EXERCISE INSTRUCTIONS:
All entries must be repeated exactly; do not include the pictures.

────────────────

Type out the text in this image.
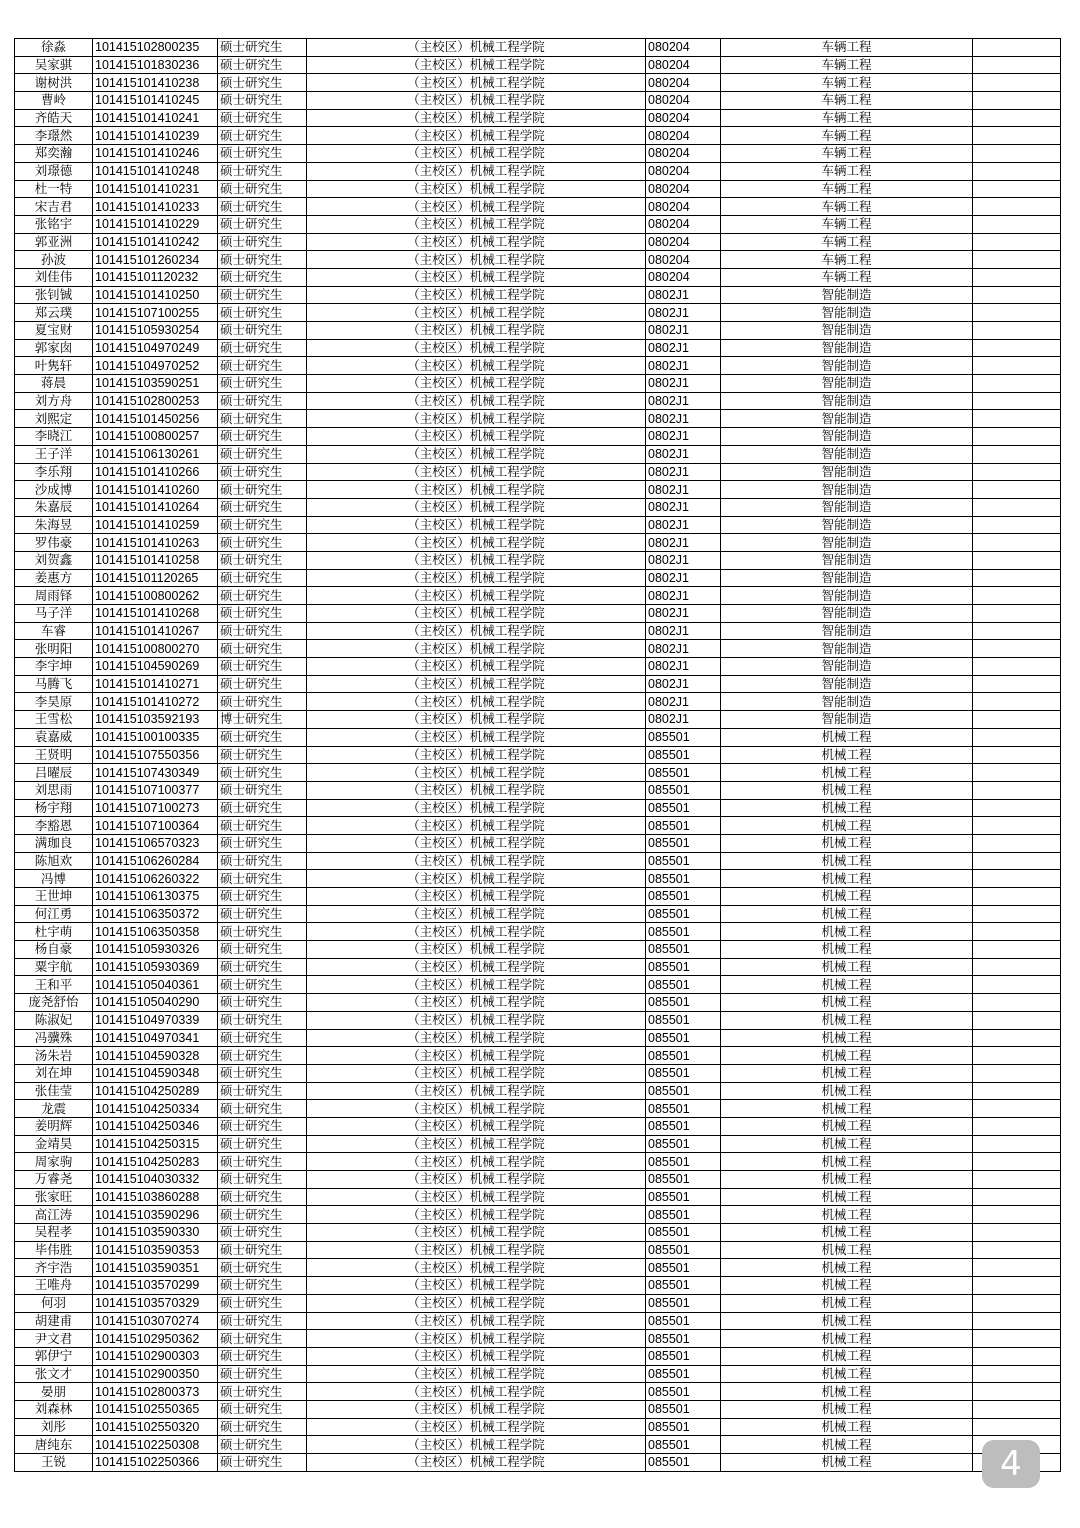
徐淼	101415102800235	硕士研究生	（主校区）机械工程学院	080204	车辆工程	
吴家骐	101415101830236	硕士研究生	（主校区）机械工程学院	080204	车辆工程	
谢树洪	101415101410238	硕士研究生	（主校区）机械工程学院	080204	车辆工程	
曹岭	101415101410245	硕士研究生	（主校区）机械工程学院	080204	车辆工程	
齐皓天	101415101410241	硕士研究生	（主校区）机械工程学院	080204	车辆工程	
李璟然	101415101410239	硕士研究生	（主校区）机械工程学院	080204	车辆工程	
郑奕瀚	101415101410246	硕士研究生	（主校区）机械工程学院	080204	车辆工程	
刘璟德	101415101410248	硕士研究生	（主校区）机械工程学院	080204	车辆工程	
杜一特	101415101410231	硕士研究生	（主校区）机械工程学院	080204	车辆工程	
宋吉君	101415101410233	硕士研究生	（主校区）机械工程学院	080204	车辆工程	
张铭宇	101415101410229	硕士研究生	（主校区）机械工程学院	080204	车辆工程	
郭亚洲	101415101410242	硕士研究生	（主校区）机械工程学院	080204	车辆工程	
孙波	101415101260234	硕士研究生	（主校区）机械工程学院	080204	车辆工程	
刘佳伟	101415101120232	硕士研究生	（主校区）机械工程学院	080204	车辆工程	
张钊铖	101415101410250	硕士研究生	（主校区）机械工程学院	0802J1	智能制造	
郑云璞	101415107100255	硕士研究生	（主校区）机械工程学院	0802J1	智能制造	
夏宝财	101415105930254	硕士研究生	（主校区）机械工程学院	0802J1	智能制造	
郭家囱	101415104970249	硕士研究生	（主校区）机械工程学院	0802J1	智能制造	
叶隽轩	101415104970252	硕士研究生	（主校区）机械工程学院	0802J1	智能制造	
蒋晨	101415103590251	硕士研究生	（主校区）机械工程学院	0802J1	智能制造	
刘方舟	101415102800253	硕士研究生	（主校区）机械工程学院	0802J1	智能制造	
刘熙定	101415101450256	硕士研究生	（主校区）机械工程学院	0802J1	智能制造	
李晓江	101415100800257	硕士研究生	（主校区）机械工程学院	0802J1	智能制造	
王子洋	101415106130261	硕士研究生	（主校区）机械工程学院	0802J1	智能制造	
李乐翔	101415101410266	硕士研究生	（主校区）机械工程学院	0802J1	智能制造	
沙成博	101415101410260	硕士研究生	（主校区）机械工程学院	0802J1	智能制造	
朱嘉辰	101415101410264	硕士研究生	（主校区）机械工程学院	0802J1	智能制造	
朱海昱	101415101410259	硕士研究生	（主校区）机械工程学院	0802J1	智能制造	
罗伟豪	101415101410263	硕士研究生	（主校区）机械工程学院	0802J1	智能制造	
刘贺鑫	101415101410258	硕士研究生	（主校区）机械工程学院	0802J1	智能制造	
姜惠方	101415101120265	硕士研究生	（主校区）机械工程学院	0802J1	智能制造	
周雨铎	101415100800262	硕士研究生	（主校区）机械工程学院	0802J1	智能制造	
马子洋	101415101410268	硕士研究生	（主校区）机械工程学院	0802J1	智能制造	
车睿	101415101410267	硕士研究生	（主校区）机械工程学院	0802J1	智能制造	
张明阳	101415100800270	硕士研究生	（主校区）机械工程学院	0802J1	智能制造	
李宇坤	101415104590269	硕士研究生	（主校区）机械工程学院	0802J1	智能制造	
马腾飞	101415101410271	硕士研究生	（主校区）机械工程学院	0802J1	智能制造	
李昊原	101415101410272	硕士研究生	（主校区）机械工程学院	0802J1	智能制造	
王雪松	101415103592193	博士研究生	（主校区）机械工程学院	0802J1	智能制造	
袁嘉威	101415100100335	硕士研究生	（主校区）机械工程学院	085501	机械工程	
王贤明	101415107550356	硕士研究生	（主校区）机械工程学院	085501	机械工程	
吕曜辰	101415107430349	硕士研究生	（主校区）机械工程学院	085501	机械工程	
刘思雨	101415107100377	硕士研究生	（主校区）机械工程学院	085501	机械工程	
杨宇翔	101415107100273	硕士研究生	（主校区）机械工程学院	085501	机械工程	
李豁恩	101415107100364	硕士研究生	（主校区）机械工程学院	085501	机械工程	
满珈良	101415106570323	硕士研究生	（主校区）机械工程学院	085501	机械工程	
陈旭欢	101415106260284	硕士研究生	（主校区）机械工程学院	085501	机械工程	
冯博	101415106260322	硕士研究生	（主校区）机械工程学院	085501	机械工程	
王世坤	101415106130375	硕士研究生	（主校区）机械工程学院	085501	机械工程	
何江勇	101415106350372	硕士研究生	（主校区）机械工程学院	085501	机械工程	
杜宇萌	101415106350358	硕士研究生	（主校区）机械工程学院	085501	机械工程	
杨自豪	101415105930326	硕士研究生	（主校区）机械工程学院	085501	机械工程	
粟宇航	101415105930369	硕士研究生	（主校区）机械工程学院	085501	机械工程	
王和平	101415105040361	硕士研究生	（主校区）机械工程学院	085501	机械工程	
庞尧舒怡	101415105040290	硕士研究生	（主校区）机械工程学院	085501	机械工程	
陈淑妃	101415104970339	硕士研究生	（主校区）机械工程学院	085501	机械工程	
冯骥殊	101415104970341	硕士研究生	（主校区）机械工程学院	085501	机械工程	
汤朱岩	101415104590328	硕士研究生	（主校区）机械工程学院	085501	机械工程	
刘在坤	101415104590348	硕士研究生	（主校区）机械工程学院	085501	机械工程	
张佳莹	101415104250289	硕士研究生	（主校区）机械工程学院	085501	机械工程	
龙震	101415104250334	硕士研究生	（主校区）机械工程学院	085501	机械工程	
姜明辉	101415104250346	硕士研究生	（主校区）机械工程学院	085501	机械工程	
金靖昊	101415104250315	硕士研究生	（主校区）机械工程学院	085501	机械工程	
周家驹	101415104250283	硕士研究生	（主校区）机械工程学院	085501	机械工程	
万睿尧	101415104030332	硕士研究生	（主校区）机械工程学院	085501	机械工程	
张家旺	101415103860288	硕士研究生	（主校区）机械工程学院	085501	机械工程	
高江涛	101415103590296	硕士研究生	（主校区）机械工程学院	085501	机械工程	
吴程孝	101415103590330	硕士研究生	（主校区）机械工程学院	085501	机械工程	
毕伟胜	101415103590353	硕士研究生	（主校区）机械工程学院	085501	机械工程	
齐宇浩	101415103590351	硕士研究生	（主校区）机械工程学院	085501	机械工程	
王唯舟	101415103570299	硕士研究生	（主校区）机械工程学院	085501	机械工程	
何羽	101415103570329	硕士研究生	（主校区）机械工程学院	085501	机械工程	
胡建甫	101415103070274	硕士研究生	（主校区）机械工程学院	085501	机械工程	
尹文君	101415102950362	硕士研究生	（主校区）机械工程学院	085501	机械工程	
郭伊宁	101415102900303	硕士研究生	（主校区）机械工程学院	085501	机械工程	
张文才	101415102900350	硕士研究生	（主校区）机械工程学院	085501	机械工程	
晏朋	101415102800373	硕士研究生	（主校区）机械工程学院	085501	机械工程	
刘森林	101415102550365	硕士研究生	（主校区）机械工程学院	085501	机械工程	
刘彤	101415102550320	硕士研究生	（主校区）机械工程学院	085501	机械工程	
唐纯东	101415102250308	硕士研究生	（主校区）机械工程学院	085501	机械工程	
王锐	101415102250366	硕士研究生	（主校区）机械工程学院	085501	机械工程		4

────────────────

RESPONSE:
Type out the text in this image.
徐淼	101415102800235	硕士研究生	（主校区）机械工程学院	080204	车辆工程	
吴家骐	101415101830236	硕士研究生	（主校区）机械工程学院	080204	车辆工程	
谢树洪	101415101410238	硕士研究生	（主校区）机械工程学院	080204	车辆工程	
曹岭	101415101410245	硕士研究生	（主校区）机械工程学院	080204	车辆工程	
齐皓天	101415101410241	硕士研究生	（主校区）机械工程学院	080204	车辆工程	
李璟然	101415101410239	硕士研究生	（主校区）机械工程学院	080204	车辆工程	
郑奕瀚	101415101410246	硕士研究生	（主校区）机械工程学院	080204	车辆工程	
刘璟德	101415101410248	硕士研究生	（主校区）机械工程学院	080204	车辆工程	
杜一特	101415101410231	硕士研究生	（主校区）机械工程学院	080204	车辆工程	
宋吉君	101415101410233	硕士研究生	（主校区）机械工程学院	080204	车辆工程	
张铭宇	101415101410229	硕士研究生	（主校区）机械工程学院	080204	车辆工程	
郭亚洲	101415101410242	硕士研究生	（主校区）机械工程学院	080204	车辆工程	
孙波	101415101260234	硕士研究生	（主校区）机械工程学院	080204	车辆工程	
刘佳伟	101415101120232	硕士研究生	（主校区）机械工程学院	080204	车辆工程	
张钊铖	101415101410250	硕士研究生	（主校区）机械工程学院	0802J1	智能制造	
郑云璞	101415107100255	硕士研究生	（主校区）机械工程学院	0802J1	智能制造	
夏宝财	101415105930254	硕士研究生	（主校区）机械工程学院	0802J1	智能制造	
郭家囱	101415104970249	硕士研究生	（主校区）机械工程学院	0802J1	智能制造	
叶隽轩	101415104970252	硕士研究生	（主校区）机械工程学院	0802J1	智能制造	
蒋晨	101415103590251	硕士研究生	（主校区）机械工程学院	0802J1	智能制造	
刘方舟	101415102800253	硕士研究生	（主校区）机械工程学院	0802J1	智能制造	
刘熙定	101415101450256	硕士研究生	（主校区）机械工程学院	0802J1	智能制造	
李晓江	101415100800257	硕士研究生	（主校区）机械工程学院	0802J1	智能制造	
王子洋	101415106130261	硕士研究生	（主校区）机械工程学院	0802J1	智能制造	
李乐翔	101415101410266	硕士研究生	（主校区）机械工程学院	0802J1	智能制造	
沙成博	101415101410260	硕士研究生	（主校区）机械工程学院	0802J1	智能制造	
朱嘉辰	101415101410264	硕士研究生	（主校区）机械工程学院	0802J1	智能制造	
朱海昱	101415101410259	硕士研究生	（主校区）机械工程学院	0802J1	智能制造	
罗伟豪	101415101410263	硕士研究生	（主校区）机械工程学院	0802J1	智能制造	
刘贺鑫	101415101410258	硕士研究生	（主校区）机械工程学院	0802J1	智能制造	
姜惠方	101415101120265	硕士研究生	（主校区）机械工程学院	0802J1	智能制造	
周雨铎	101415100800262	硕士研究生	（主校区）机械工程学院	0802J1	智能制造	
马子洋	101415101410268	硕士研究生	（主校区）机械工程学院	0802J1	智能制造	
车睿	101415101410267	硕士研究生	（主校区）机械工程学院	0802J1	智能制造	
张明阳	101415100800270	硕士研究生	（主校区）机械工程学院	0802J1	智能制造	
李宇坤	101415104590269	硕士研究生	（主校区）机械工程学院	0802J1	智能制造	
马腾飞	101415101410271	硕士研究生	（主校区）机械工程学院	0802J1	智能制造	
李昊原	101415101410272	硕士研究生	（主校区）机械工程学院	0802J1	智能制造	
王雪松	101415103592193	博士研究生	（主校区）机械工程学院	0802J1	智能制造	
袁嘉威	101415100100335	硕士研究生	（主校区）机械工程学院	085501	机械工程	
王贤明	101415107550356	硕士研究生	（主校区）机械工程学院	085501	机械工程	
吕曜辰	101415107430349	硕士研究生	（主校区）机械工程学院	085501	机械工程	
刘思雨	101415107100377	硕士研究生	（主校区）机械工程学院	085501	机械工程	
杨宇翔	101415107100273	硕士研究生	（主校区）机械工程学院	085501	机械工程	
李豁恩	101415107100364	硕士研究生	（主校区）机械工程学院	085501	机械工程	
满珈良	101415106570323	硕士研究生	（主校区）机械工程学院	085501	机械工程	
陈旭欢	101415106260284	硕士研究生	（主校区）机械工程学院	085501	机械工程	
冯博	101415106260322	硕士研究生	（主校区）机械工程学院	085501	机械工程	
王世坤	101415106130375	硕士研究生	（主校区）机械工程学院	085501	机械工程	
何江勇	101415106350372	硕士研究生	（主校区）机械工程学院	085501	机械工程	
杜宇萌	101415106350358	硕士研究生	（主校区）机械工程学院	085501	机械工程	
杨自豪	101415105930326	硕士研究生	（主校区）机械工程学院	085501	机械工程	
粟宇航	101415105930369	硕士研究生	（主校区）机械工程学院	085501	机械工程	
王和平	101415105040361	硕士研究生	（主校区）机械工程学院	085501	机械工程	
庞尧舒怡	101415105040290	硕士研究生	（主校区）机械工程学院	085501	机械工程	
陈淑妃	101415104970339	硕士研究生	（主校区）机械工程学院	085501	机械工程	
冯骥殊	101415104970341	硕士研究生	（主校区）机械工程学院	085501	机械工程	
汤朱岩	101415104590328	硕士研究生	（主校区）机械工程学院	085501	机械工程	
刘在坤	101415104590348	硕士研究生	（主校区）机械工程学院	085501	机械工程	
张佳莹	101415104250289	硕士研究生	（主校区）机械工程学院	085501	机械工程	
龙震	101415104250334	硕士研究生	（主校区）机械工程学院	085501	机械工程	
姜明辉	101415104250346	硕士研究生	（主校区）机械工程学院	085501	机械工程	
金靖昊	101415104250315	硕士研究生	（主校区）机械工程学院	085501	机械工程	
周家驹	101415104250283	硕士研究生	（主校区）机械工程学院	085501	机械工程	
万睿尧	101415104030332	硕士研究生	（主校区）机械工程学院	085501	机械工程	
张家旺	101415103860288	硕士研究生	（主校区）机械工程学院	085501	机械工程	
高江涛	101415103590296	硕士研究生	（主校区）机械工程学院	085501	机械工程	
吴程孝	101415103590330	硕士研究生	（主校区）机械工程学院	085501	机械工程	
毕伟胜	101415103590353	硕士研究生	（主校区）机械工程学院	085501	机械工程	
齐宇浩	101415103590351	硕士研究生	（主校区）机械工程学院	085501	机械工程	
王唯舟	101415103570299	硕士研究生	（主校区）机械工程学院	085501	机械工程	
何羽	101415103570329	硕士研究生	（主校区）机械工程学院	085501	机械工程	
胡建甫	101415103070274	硕士研究生	（主校区）机械工程学院	085501	机械工程	
尹文君	101415102950362	硕士研究生	（主校区）机械工程学院	085501	机械工程	
郭伊宁	101415102900303	硕士研究生	（主校区）机械工程学院	085501	机械工程	
张文才	101415102900350	硕士研究生	（主校区）机械工程学院	085501	机械工程	
晏朋	101415102800373	硕士研究生	（主校区）机械工程学院	085501	机械工程	
刘森林	101415102550365	硕士研究生	（主校区）机械工程学院	085501	机械工程	
刘彤	101415102550320	硕士研究生	（主校区）机械工程学院	085501	机械工程	
唐纯东	101415102250308	硕士研究生	（主校区）机械工程学院	085501	机械工程	
王锐	101415102250366	硕士研究生	（主校区）机械工程学院	085501	机械工程		4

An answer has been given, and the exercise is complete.